Because I had no outlet to relieve what I was feeling (telling the person to stop making the sound wouldnt help, and I dont think shoving a cactus down their eye socket would either), I spent 10+ years taking it out on myself. Anyone remember that old, long since deleted video where I told my story of self harm via notes? This is why. I had no way of venting out my stress, so I ripped my skin apart every chance I got. And I still pick and scratch at my skin when I’m stressed. I’ve been through therapy, and I may not be suicidal anymore, but the habit still persists to this day. That is over 10 years of mutilating my skin. I can’t wear t shirts or shorts, unless I spent hours covering it up with makeup. I’m covered in scars. I had a consultation about laser surgery and was denied. I’m going to have to live with these scars forever. All because of this stupid problem in my brain that has no cure.

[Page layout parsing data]
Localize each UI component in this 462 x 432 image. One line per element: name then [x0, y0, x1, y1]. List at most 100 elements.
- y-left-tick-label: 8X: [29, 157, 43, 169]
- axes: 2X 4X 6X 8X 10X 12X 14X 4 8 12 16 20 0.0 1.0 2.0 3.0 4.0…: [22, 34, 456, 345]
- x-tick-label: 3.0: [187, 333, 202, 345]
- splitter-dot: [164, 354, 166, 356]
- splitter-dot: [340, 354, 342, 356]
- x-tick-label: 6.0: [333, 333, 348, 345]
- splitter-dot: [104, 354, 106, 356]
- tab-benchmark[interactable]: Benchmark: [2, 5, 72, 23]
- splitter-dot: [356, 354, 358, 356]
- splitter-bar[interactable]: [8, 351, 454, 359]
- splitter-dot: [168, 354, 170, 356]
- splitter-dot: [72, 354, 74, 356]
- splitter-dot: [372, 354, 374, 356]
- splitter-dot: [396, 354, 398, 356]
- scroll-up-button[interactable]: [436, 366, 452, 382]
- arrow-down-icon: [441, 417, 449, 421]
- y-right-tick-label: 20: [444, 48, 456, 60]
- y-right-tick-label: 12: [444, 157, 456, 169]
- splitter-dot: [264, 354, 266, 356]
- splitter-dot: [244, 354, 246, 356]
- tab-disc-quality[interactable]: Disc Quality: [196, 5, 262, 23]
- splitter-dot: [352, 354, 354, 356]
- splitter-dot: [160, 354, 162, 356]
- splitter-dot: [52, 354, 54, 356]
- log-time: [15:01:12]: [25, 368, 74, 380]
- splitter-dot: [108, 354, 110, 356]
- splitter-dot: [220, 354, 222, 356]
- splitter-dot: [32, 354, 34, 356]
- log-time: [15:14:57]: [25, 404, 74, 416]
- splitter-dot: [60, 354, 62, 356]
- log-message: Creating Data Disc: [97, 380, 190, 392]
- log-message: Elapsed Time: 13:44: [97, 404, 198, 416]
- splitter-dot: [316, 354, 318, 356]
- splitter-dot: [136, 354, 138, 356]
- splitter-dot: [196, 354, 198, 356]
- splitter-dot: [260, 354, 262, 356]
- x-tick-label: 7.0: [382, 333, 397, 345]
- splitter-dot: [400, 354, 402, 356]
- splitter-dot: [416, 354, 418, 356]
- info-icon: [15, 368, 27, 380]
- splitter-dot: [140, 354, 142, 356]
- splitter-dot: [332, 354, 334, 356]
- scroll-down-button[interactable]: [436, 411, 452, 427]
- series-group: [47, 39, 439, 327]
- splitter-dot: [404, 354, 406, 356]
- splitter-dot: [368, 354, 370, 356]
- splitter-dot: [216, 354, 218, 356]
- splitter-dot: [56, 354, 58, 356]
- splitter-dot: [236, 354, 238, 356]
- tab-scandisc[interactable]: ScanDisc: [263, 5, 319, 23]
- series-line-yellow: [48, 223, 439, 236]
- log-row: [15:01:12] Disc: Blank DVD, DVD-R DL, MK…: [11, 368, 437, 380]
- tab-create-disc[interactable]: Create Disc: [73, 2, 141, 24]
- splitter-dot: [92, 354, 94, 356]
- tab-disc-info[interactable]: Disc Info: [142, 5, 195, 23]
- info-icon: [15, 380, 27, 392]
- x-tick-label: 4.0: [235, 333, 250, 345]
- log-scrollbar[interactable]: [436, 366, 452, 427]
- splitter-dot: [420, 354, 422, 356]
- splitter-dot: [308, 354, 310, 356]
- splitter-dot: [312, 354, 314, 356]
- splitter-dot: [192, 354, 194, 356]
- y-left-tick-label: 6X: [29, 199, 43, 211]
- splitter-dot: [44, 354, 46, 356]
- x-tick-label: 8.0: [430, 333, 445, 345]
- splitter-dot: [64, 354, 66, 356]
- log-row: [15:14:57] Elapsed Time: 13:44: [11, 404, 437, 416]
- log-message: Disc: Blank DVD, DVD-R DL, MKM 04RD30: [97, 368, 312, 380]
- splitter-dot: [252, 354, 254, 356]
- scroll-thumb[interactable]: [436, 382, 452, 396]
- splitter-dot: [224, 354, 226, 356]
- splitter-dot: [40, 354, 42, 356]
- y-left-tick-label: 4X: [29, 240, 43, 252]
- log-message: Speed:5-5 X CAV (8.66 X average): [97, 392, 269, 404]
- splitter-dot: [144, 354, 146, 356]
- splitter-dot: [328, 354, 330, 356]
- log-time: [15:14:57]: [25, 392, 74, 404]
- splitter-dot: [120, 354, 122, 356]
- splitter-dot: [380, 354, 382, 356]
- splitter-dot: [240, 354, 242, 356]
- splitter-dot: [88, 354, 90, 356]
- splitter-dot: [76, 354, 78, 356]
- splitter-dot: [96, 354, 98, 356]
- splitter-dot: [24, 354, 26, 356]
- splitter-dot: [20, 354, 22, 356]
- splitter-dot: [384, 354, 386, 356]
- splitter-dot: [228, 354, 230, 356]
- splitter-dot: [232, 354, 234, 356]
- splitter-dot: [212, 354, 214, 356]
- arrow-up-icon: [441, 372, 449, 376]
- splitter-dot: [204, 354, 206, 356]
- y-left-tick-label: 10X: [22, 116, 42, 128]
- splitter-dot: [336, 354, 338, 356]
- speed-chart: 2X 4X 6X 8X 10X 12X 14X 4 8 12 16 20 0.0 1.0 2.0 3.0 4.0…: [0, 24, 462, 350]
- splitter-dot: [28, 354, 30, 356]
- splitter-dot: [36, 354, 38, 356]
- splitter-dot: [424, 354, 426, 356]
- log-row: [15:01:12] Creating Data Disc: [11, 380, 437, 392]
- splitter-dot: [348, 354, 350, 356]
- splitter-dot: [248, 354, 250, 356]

TASK TO COMPLETE. Continue the personal account of self-harm and scarring, starting right after its last sentence.

ANSWER.
What does this have to do with my job? My job is a trigger happy zone. I took several months off work when I was suicidal, and when I came back I told them about my problem – and they were very understanding. But the triggers are still there. I deal with it every day. They try their best to avoid triggering me, and I can only ask so much. But the feeling I get every time it happens – its overwhelming. I’m scared one day I’ll have a panic attack so terrible I’ll get a stroke. Stress fucks up the body like you wouldn’t believe, and I am dealing with alarming amounts every day. I am not exaggerating. It is that terrible.
“Well chii, why don’t you just wear earplugs?” I do, and guess what. It makes the problem worse. Because when you wear earplugs frequently, your hearing will simply adjust. And now when I hear triggers without earplugs, the feeling is even more awful.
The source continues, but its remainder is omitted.